◆ **Problem to work on**
All the data should be repeated exactly. Any image in it is left out.

(Figure record extracts)
■ ■ ■ ■ ■ ■ ■
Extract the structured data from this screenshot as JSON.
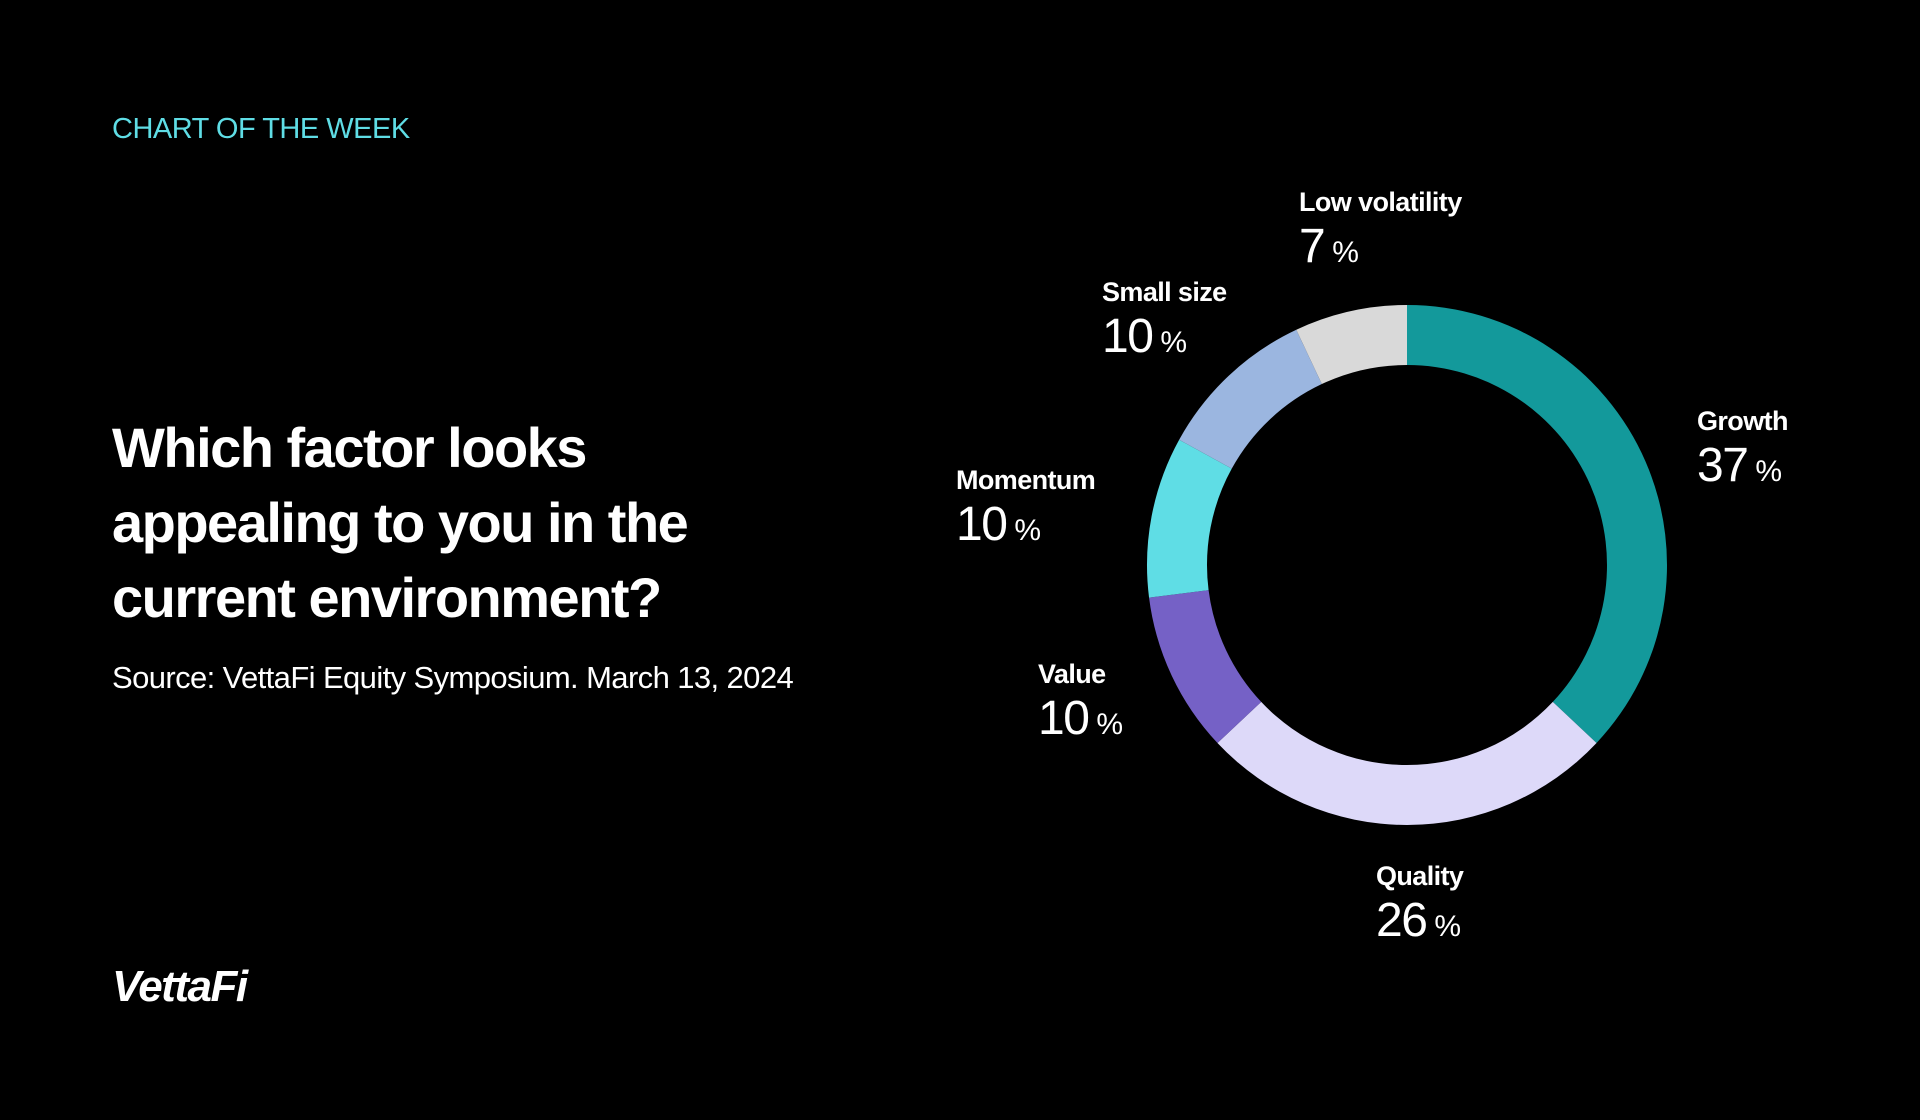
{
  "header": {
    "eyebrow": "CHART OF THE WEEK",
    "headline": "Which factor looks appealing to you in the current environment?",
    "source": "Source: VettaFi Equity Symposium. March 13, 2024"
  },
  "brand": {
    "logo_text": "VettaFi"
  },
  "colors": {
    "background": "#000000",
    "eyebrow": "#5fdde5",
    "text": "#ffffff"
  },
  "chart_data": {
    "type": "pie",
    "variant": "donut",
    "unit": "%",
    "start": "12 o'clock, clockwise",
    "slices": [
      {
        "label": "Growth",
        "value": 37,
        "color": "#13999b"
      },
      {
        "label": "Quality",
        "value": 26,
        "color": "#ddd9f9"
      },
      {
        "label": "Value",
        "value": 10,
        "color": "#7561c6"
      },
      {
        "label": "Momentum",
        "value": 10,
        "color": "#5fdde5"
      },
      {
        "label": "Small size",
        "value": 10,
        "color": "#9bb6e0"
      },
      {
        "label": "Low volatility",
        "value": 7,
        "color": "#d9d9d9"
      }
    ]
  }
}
■ ■ ■ ■ ■ ■ ■
◆ **Completed exercise**
Extract the structured data from this screenshot as JSON.
{
  "header": {
    "eyebrow": "CHART OF THE WEEK",
    "headline": "Which factor looks appealing to you in the current environment?",
    "source": "Source: VettaFi Equity Symposium. March 13, 2024"
  },
  "brand": {
    "logo_text": "VettaFi"
  },
  "colors": {
    "background": "#000000",
    "eyebrow": "#5fdde5",
    "text": "#ffffff"
  },
  "chart_data": {
    "type": "pie",
    "variant": "donut",
    "unit": "%",
    "start": "12 o'clock, clockwise",
    "slices": [
      {
        "label": "Growth",
        "value": 37,
        "color": "#13999b"
      },
      {
        "label": "Quality",
        "value": 26,
        "color": "#ddd9f9"
      },
      {
        "label": "Value",
        "value": 10,
        "color": "#7561c6"
      },
      {
        "label": "Momentum",
        "value": 10,
        "color": "#5fdde5"
      },
      {
        "label": "Small size",
        "value": 10,
        "color": "#9bb6e0"
      },
      {
        "label": "Low volatility",
        "value": 7,
        "color": "#d9d9d9"
      }
    ]
  }
}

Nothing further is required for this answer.